With the pictures left out, copy the listing below exactly.

-- start EXCERPTED DATA --

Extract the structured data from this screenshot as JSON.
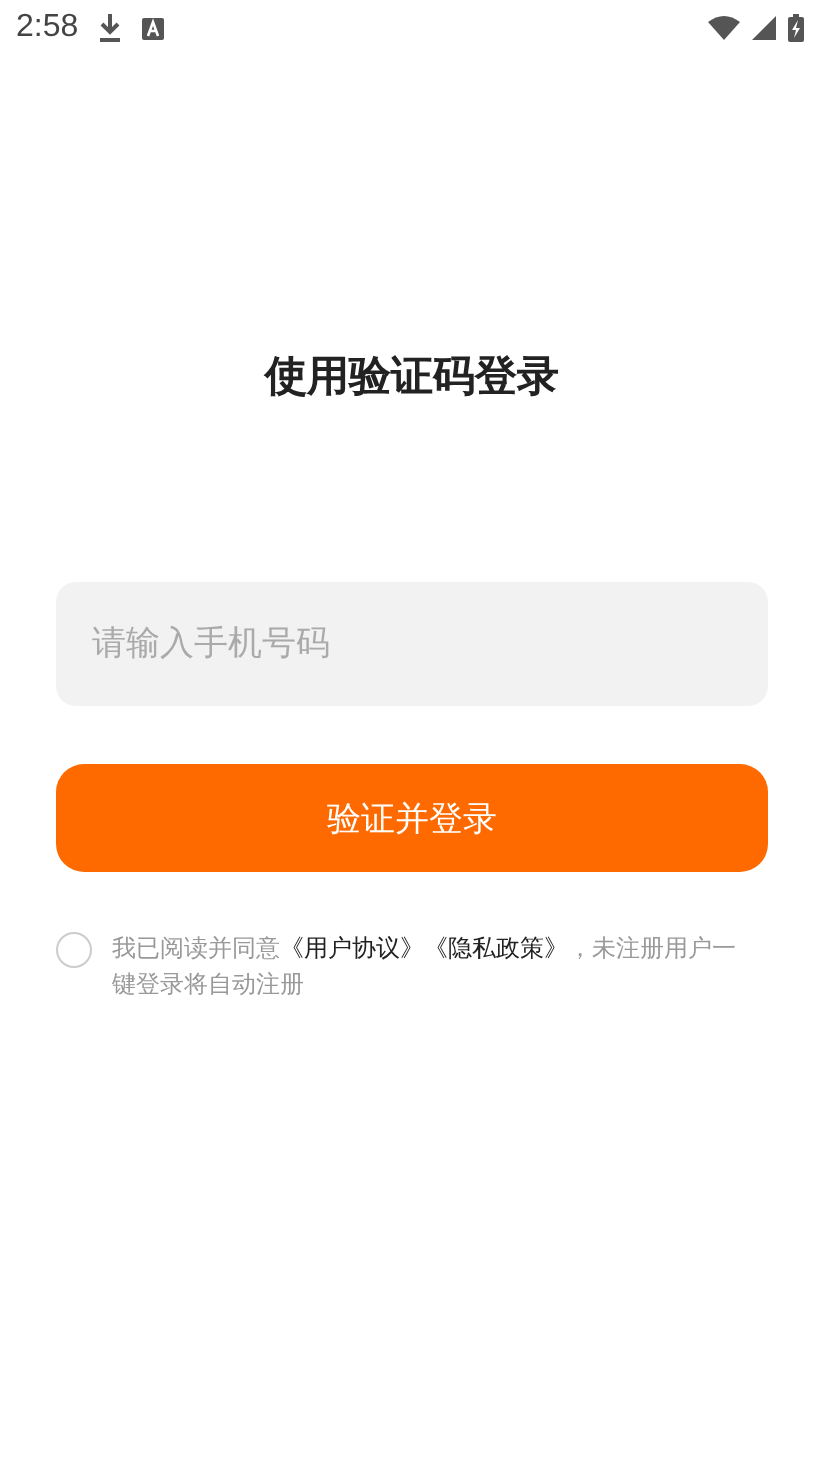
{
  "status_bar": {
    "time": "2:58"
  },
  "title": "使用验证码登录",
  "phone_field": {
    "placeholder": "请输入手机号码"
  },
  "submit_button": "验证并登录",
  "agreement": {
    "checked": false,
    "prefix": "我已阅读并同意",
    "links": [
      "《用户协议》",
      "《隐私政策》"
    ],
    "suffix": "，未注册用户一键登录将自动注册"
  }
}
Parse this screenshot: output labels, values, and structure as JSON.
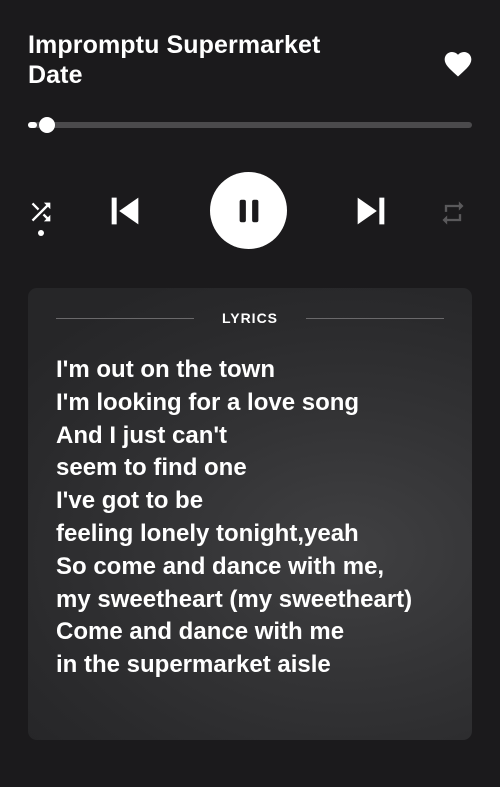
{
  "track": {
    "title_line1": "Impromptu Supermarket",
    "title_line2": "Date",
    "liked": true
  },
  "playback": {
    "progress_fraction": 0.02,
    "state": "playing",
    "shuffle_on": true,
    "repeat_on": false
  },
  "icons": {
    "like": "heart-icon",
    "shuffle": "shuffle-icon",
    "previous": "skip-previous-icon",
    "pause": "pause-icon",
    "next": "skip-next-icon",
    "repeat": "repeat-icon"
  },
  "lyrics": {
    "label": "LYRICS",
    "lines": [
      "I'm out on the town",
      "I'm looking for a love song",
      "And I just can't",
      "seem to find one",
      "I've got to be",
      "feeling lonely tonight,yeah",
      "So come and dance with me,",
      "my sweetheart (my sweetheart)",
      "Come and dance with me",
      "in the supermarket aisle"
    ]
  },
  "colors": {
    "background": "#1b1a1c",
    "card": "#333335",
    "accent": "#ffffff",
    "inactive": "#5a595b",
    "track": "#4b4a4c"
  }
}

-- end EXCERPTED DATA --

» THE RESPONSE:
Extract the structured data from this screenshot as JSON.
{
  "status_bar": {
    "time": "2:58"
  },
  "title": "使用验证码登录",
  "phone_field": {
    "placeholder": "请输入手机号码"
  },
  "submit_button": "验证并登录",
  "agreement": {
    "checked": false,
    "prefix": "我已阅读并同意",
    "links": [
      "《用户协议》",
      "《隐私政策》"
    ],
    "suffix": "，未注册用户一键登录将自动注册"
  }
}
Parse this screenshot: output labels, values, and structure as JSON.
{
  "track": {
    "title_line1": "Impromptu Supermarket",
    "title_line2": "Date",
    "liked": true
  },
  "playback": {
    "progress_fraction": 0.02,
    "state": "playing",
    "shuffle_on": true,
    "repeat_on": false
  },
  "icons": {
    "like": "heart-icon",
    "shuffle": "shuffle-icon",
    "previous": "skip-previous-icon",
    "pause": "pause-icon",
    "next": "skip-next-icon",
    "repeat": "repeat-icon"
  },
  "lyrics": {
    "label": "LYRICS",
    "lines": [
      "I'm out on the town",
      "I'm looking for a love song",
      "And I just can't",
      "seem to find one",
      "I've got to be",
      "feeling lonely tonight,yeah",
      "So come and dance with me,",
      "my sweetheart (my sweetheart)",
      "Come and dance with me",
      "in the supermarket aisle"
    ]
  },
  "colors": {
    "background": "#1b1a1c",
    "card": "#333335",
    "accent": "#ffffff",
    "inactive": "#5a595b",
    "track": "#4b4a4c"
  }
}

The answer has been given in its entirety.